[start of MATERIAL FOR THE TASK]

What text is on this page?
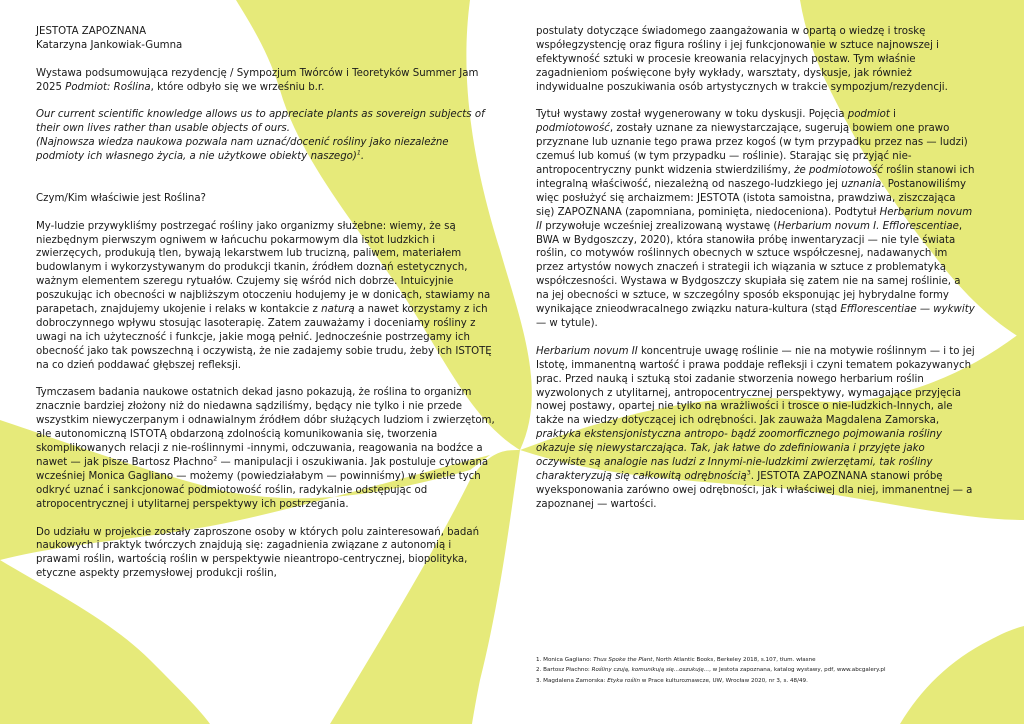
JESTOTA ZAPOZNANA

Katarzyna Jankowiak-Gumna

Wystawa podsumowująca rezydencję / Sympozjum Twórców i Teoretyków Summer Jam 2025 Podmiot: Roślina, które odbyło się we wrześniu b.r.

Our current scientific knowledge allows us to appreciate plants as sovereign subjects of their own lives rather than usable objects of ours.

(Najnowsza wiedza naukowa pozwala nam uznać/docenić rośliny jako niezależne podmioty ich własnego życia, a nie użytkowe obiekty naszego)$^1$.

Czym/Kim właściwie jest Roślina?

My-ludzie przywykliśmy postrzegać rośliny jako organizmy służebne: wiemy, że są niezbędnym pierwszym ogniwem w łańcuchu pokarmowym dla istot ludzkich i zwierzęcych, produkują tlen, bywają lekarstwem lub trucizną, paliwem, materiałem budowlanym i wykorzystywanym do produkcji tkanin, źródłem doznań estetycznych, ważnym elementem szeregu rytuałów. Czujemy się wśród nich dobrze. Intuicyjnie poszukując ich obecności w najbliższym otoczeniu hodujemy je w donicach, stawiamy na parapetach, znajdujemy ukojenie i relaks w kontakcie z naturą a nawet korzystamy z ich dobroczynnego wpływu stosując lasoterapię. Zatem zauważamy i doceniamy rośliny z uwagi na ich użyteczność i funkcje, jakie mogą pełnić. Jednocześnie postrzegamy ich obecność jako tak powszechną i oczywistą, że nie zadajemy sobie trudu, żeby ich ISTOTĘ na co dzień poddawać głębszej refleksji.

Tymczasem badania naukowe ostatnich dekad jasno pokazują, że roślina to organizm znacznie bardziej złożony niż do niedawna sądziliśmy, będący nie tylko i nie przede wszystkim niewyczerpanym i odnawialnym źródłem dóbr służących ludziom i zwierzętom, ale autonomiczną ISTOTĄ obdarzoną zdolnością komunikowania się, tworzenia skomplikowanych relacji z nie-roślinnymi -innymi, odczuwania, reagowania na bodźce a nawet — jak pisze Bartosz Płachno$^2$ — manipulacji i oszukiwania. Jak postuluje cytowana wcześniej Monica Gagliano — możemy (powiedziałabym — powinniśmy) w świetle tych odkryć uznać i sankcjonować podmiotowość roślin, radykalnie odstępując od atropocentrycznej i utylitarnej perspektywy ich postrzegania.

Do udziału w projekcie zostały zaproszone osoby w których polu zainteresowań, badań naukowych i praktyk twórczych znajdują się: zagadnienia związane z autonomią i prawami roślin, wartością roślin w perspektywie nieantropo-centrycznej, biopolityka, etyczne aspekty przemysłowej produkcji roślin,

postulaty dotyczące świadomego zaangażowania w opartą o wiedzę i troskę współegzystencję oraz figura rośliny i jej funkcjonowanie w sztuce najnowszej i efektywność sztuki w procesie kreowania relacyjnych postaw. Tym właśnie zagadnieniom poświęcone były wykłady, warsztaty, dyskusje, jak również indywidualne poszukiwania osób artystycznych w trakcie sympozjum/rezydencji.

Tytuł wystawy został wygenerowany w toku dyskusji. Pojęcia podmiot i podmiotowość, zostały uznane za niewystarczające, sugerują bowiem one prawo przyznane lub uznanie tego prawa przez kogoś (w tym przypadku przez nas — ludzi) czemuś lub komuś (w tym przypadku — roślinie). Starając się przyjąć nie-antropocentryczny punkt widzenia stwierdziliśmy, że podmiotowość roślin stanowi ich integralną właściwość, niezależną od naszego-ludzkiego jej uznania. Postanowiliśmy więc posłużyć się archaizmem: JESTOTA (istota samoistna, prawdziwa, ziszczająca się) ZAPOZNANA (zapomniana, pominięta, niedoceniona). Podtytuł Herbarium novum II przywołuje wcześniej zrealizowaną wystawę (Herbarium novum I. Efflorescentiae, BWA w Bydgoszczy, 2020), która stanowiła próbę inwentaryzacji — nie tyle świata roślin, co motywów roślinnych obecnych w sztuce współczesnej, nadawanych im przez artystów nowych znaczeń i strategii ich wiązania w sztuce z problematyką współczesności. Wystawa w Bydgoszczy skupiała się zatem nie na samej roślinie, a na jej obecności w sztuce, w szczególny sposób eksponując jej hybrydalne formy wynikające znieodwracalnego związku natura-kultura (stąd Efflorescentiae — wykwity — w tytule).

Herbarium novum II koncentruje uwagę roślinie — nie na motywie roślinnym — i to jej Istotę, immanentną wartość i prawa poddaje refleksji i czyni tematem pokazywanych prac. Przed nauką i sztuką stoi zadanie stworzenia nowego herbarium roślin wyzwolonych z utylitarnej, antropocentrycznej perspektywy, wymagające przyjęcia nowej postawy, opartej nie tylko na wrażliwości i trosce o nie-ludzkich-Innych, ale także na wiedzy dotyczącej ich odrębności. Jak zauważa Magdalena Zamorska, praktyka ekstensjonistyczna antropo- bądź zoomorficznego pojmowania rośliny okazuje się niewystarczająca. Tak, jak łatwe do zdefiniowania i przyjęte jako oczywiste są analogie nas ludzi z Innymi-nie-ludzkimi zwierzętami, tak rośliny charakteryzują się całkowitą odrębnością$^3$. JESTOTA ZAPOZNANA stanowi próbę wyeksponowania zarówno owej odrębności, jak i właściwej dla niej, immanentnej — a zapoznanej — wartości.

1. Monica Gagliano: Thus Spoke the Plant, North Atlantic Books, Berkeley 2018, s.107, tłum. własne

2. Bartosz Płachno: Rośliny czują, komunikują się...oszukuję..., w Jestota zapoznana, katalog wystawy, pdf, www.abcgalery.pl

3. Magdalena Zamorska: Etyka roślin w Prace kulturoznawcze, UW, Wrocław 2020, nr 3, s. 48/49.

[end of MATERIAL FOR THE TASK]

◆ PROBLEM TO SOLVE: Leaving all pictures aside, quote each record exactly.

◆ THE REPLY:
What text is on this page?
JESTOTA ZAPOZNANA

Katarzyna Jankowiak-Gumna

Wystawa podsumowująca rezydencję / Sympozjum Twórców i Teoretyków Summer Jam 2025 Podmiot: Roślina, które odbyło się we wrześniu b.r.

Our current scientific knowledge allows us to appreciate plants as sovereign subjects of their own lives rather than usable objects of ours.

(Najnowsza wiedza naukowa pozwala nam uznać/docenić rośliny jako niezależne podmioty ich własnego życia, a nie użytkowe obiekty naszego)$^1$.

Czym/Kim właściwie jest Roślina?

My-ludzie przywykliśmy postrzegać rośliny jako organizmy służebne: wiemy, że są niezbędnym pierwszym ogniwem w łańcuchu pokarmowym dla istot ludzkich i zwierzęcych, produkują tlen, bywają lekarstwem lub trucizną, paliwem, materiałem budowlanym i wykorzystywanym do produkcji tkanin, źródłem doznań estetycznych, ważnym elementem szeregu rytuałów. Czujemy się wśród nich dobrze. Intuicyjnie poszukując ich obecności w najbliższym otoczeniu hodujemy je w donicach, stawiamy na parapetach, znajdujemy ukojenie i relaks w kontakcie z naturą a nawet korzystamy z ich dobroczynnego wpływu stosując lasoterapię. Zatem zauważamy i doceniamy rośliny z uwagi na ich użyteczność i funkcje, jakie mogą pełnić. Jednocześnie postrzegamy ich obecność jako tak powszechną i oczywistą, że nie zadajemy sobie trudu, żeby ich ISTOTĘ na co dzień poddawać głębszej refleksji.

Tymczasem badania naukowe ostatnich dekad jasno pokazują, że roślina to organizm znacznie bardziej złożony niż do niedawna sądziliśmy, będący nie tylko i nie przede wszystkim niewyczerpanym i odnawialnym źródłem dóbr służących ludziom i zwierzętom, ale autonomiczną ISTOTĄ obdarzoną zdolnością komunikowania się, tworzenia skomplikowanych relacji z nie-roślinnymi -innymi, odczuwania, reagowania na bodźce a nawet — jak pisze Bartosz Płachno$^2$ — manipulacji i oszukiwania. Jak postuluje cytowana wcześniej Monica Gagliano — możemy (powiedziałabym — powinniśmy) w świetle tych odkryć uznać i sankcjonować podmiotowość roślin, radykalnie odstępując od atropocentrycznej i utylitarnej perspektywy ich postrzegania.

Do udziału w projekcie zostały zaproszone osoby w których polu zainteresowań, badań naukowych i praktyk twórczych znajdują się: zagadnienia związane z autonomią i prawami roślin, wartością roślin w perspektywie nieantropo-centrycznej, biopolityka, etyczne aspekty przemysłowej produkcji roślin,

postulaty dotyczące świadomego zaangażowania w opartą o wiedzę i troskę współegzystencję oraz figura rośliny i jej funkcjonowanie w sztuce najnowszej i efektywność sztuki w procesie kreowania relacyjnych postaw. Tym właśnie zagadnieniom poświęcone były wykłady, warsztaty, dyskusje, jak również indywidualne poszukiwania osób artystycznych w trakcie sympozjum/rezydencji.

Tytuł wystawy został wygenerowany w toku dyskusji. Pojęcia podmiot i podmiotowość, zostały uznane za niewystarczające, sugerują bowiem one prawo przyznane lub uznanie tego prawa przez kogoś (w tym przypadku przez nas — ludzi) czemuś lub komuś (w tym przypadku — roślinie). Starając się przyjąć nie-antropocentryczny punkt widzenia stwierdziliśmy, że podmiotowość roślin stanowi ich integralną właściwość, niezależną od naszego-ludzkiego jej uznania. Postanowiliśmy więc posłużyć się archaizmem: JESTOTA (istota samoistna, prawdziwa, ziszczająca się) ZAPOZNANA (zapomniana, pominięta, niedoceniona). Podtytuł Herbarium novum II przywołuje wcześniej zrealizowaną wystawę (Herbarium novum I. Efflorescentiae, BWA w Bydgoszczy, 2020), która stanowiła próbę inwentaryzacji — nie tyle świata roślin, co motywów roślinnych obecnych w sztuce współczesnej, nadawanych im przez artystów nowych znaczeń i strategii ich wiązania w sztuce z problematyką współczesności. Wystawa w Bydgoszczy skupiała się zatem nie na samej roślinie, a na jej obecności w sztuce, w szczególny sposób eksponując jej hybrydalne formy wynikające znieodwracalnego związku natura-kultura (stąd Efflorescentiae — wykwity — w tytule).

Herbarium novum II koncentruje uwagę roślinie — nie na motywie roślinnym — i to jej Istotę, immanentną wartość i prawa poddaje refleksji i czyni tematem pokazywanych prac. Przed nauką i sztuką stoi zadanie stworzenia nowego herbarium roślin wyzwolonych z utylitarnej, antropocentrycznej perspektywy, wymagające przyjęcia nowej postawy, opartej nie tylko na wrażliwości i trosce o nie-ludzkich-Innych, ale także na wiedzy dotyczącej ich odrębności. Jak zauważa Magdalena Zamorska, praktyka ekstensjonistyczna antropo- bądź zoomorficznego pojmowania rośliny okazuje się niewystarczająca. Tak, jak łatwe do zdefiniowania i przyjęte jako oczywiste są analogie nas ludzi z Innymi-nie-ludzkimi zwierzętami, tak rośliny charakteryzują się całkowitą odrębnością$^3$. JESTOTA ZAPOZNANA stanowi próbę wyeksponowania zarówno owej odrębności, jak i właściwej dla niej, immanentnej — a zapoznanej — wartości.

1. Monica Gagliano: Thus Spoke the Plant, North Atlantic Books, Berkeley 2018, s.107, tłum. własne

2. Bartosz Płachno: Rośliny czują, komunikują się...oszukuję..., w Jestota zapoznana, katalog wystawy, pdf, www.abcgalery.pl

3. Magdalena Zamorska: Etyka roślin w Prace kulturoznawcze, UW, Wrocław 2020, nr 3, s. 48/49.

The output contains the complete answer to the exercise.